→ **WRITTEN REQUEST**: Search the listing below for "task". Copy each matching line.

→ **AVAILABLE DATA**:
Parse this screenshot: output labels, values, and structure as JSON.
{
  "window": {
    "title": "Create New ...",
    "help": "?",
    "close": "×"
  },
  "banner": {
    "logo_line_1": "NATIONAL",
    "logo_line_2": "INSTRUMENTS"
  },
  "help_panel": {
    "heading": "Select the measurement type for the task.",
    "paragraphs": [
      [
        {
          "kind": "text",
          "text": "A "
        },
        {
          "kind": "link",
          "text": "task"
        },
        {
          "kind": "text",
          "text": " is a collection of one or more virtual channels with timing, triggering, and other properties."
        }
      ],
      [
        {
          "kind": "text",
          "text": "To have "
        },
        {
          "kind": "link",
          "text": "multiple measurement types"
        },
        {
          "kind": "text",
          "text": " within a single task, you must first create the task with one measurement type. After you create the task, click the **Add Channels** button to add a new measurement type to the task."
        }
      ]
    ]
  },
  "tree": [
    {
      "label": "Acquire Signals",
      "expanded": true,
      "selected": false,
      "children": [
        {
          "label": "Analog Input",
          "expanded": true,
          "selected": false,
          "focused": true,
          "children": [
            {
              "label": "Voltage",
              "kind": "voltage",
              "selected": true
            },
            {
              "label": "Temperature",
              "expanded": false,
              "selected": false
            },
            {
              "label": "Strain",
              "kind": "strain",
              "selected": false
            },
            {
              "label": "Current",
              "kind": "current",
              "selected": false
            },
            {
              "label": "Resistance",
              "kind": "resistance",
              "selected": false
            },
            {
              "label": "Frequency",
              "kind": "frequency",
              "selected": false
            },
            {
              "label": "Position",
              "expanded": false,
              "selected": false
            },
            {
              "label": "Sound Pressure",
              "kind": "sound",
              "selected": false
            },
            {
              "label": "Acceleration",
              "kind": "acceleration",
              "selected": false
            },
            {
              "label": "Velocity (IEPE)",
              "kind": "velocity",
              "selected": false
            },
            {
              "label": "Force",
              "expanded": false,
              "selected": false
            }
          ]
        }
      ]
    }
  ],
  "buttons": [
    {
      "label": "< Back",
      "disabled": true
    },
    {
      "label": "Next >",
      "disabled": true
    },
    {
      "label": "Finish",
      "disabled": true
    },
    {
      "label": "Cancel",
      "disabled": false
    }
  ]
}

→ **CORRECT RESULT**:
    "heading": "Select the measurement type for the task.",
          "text": "task"
          "text": " within a single task, you must first create the task with one measurement type. After you create the task, click the **Add Channels** button to add a new measurement type to the task."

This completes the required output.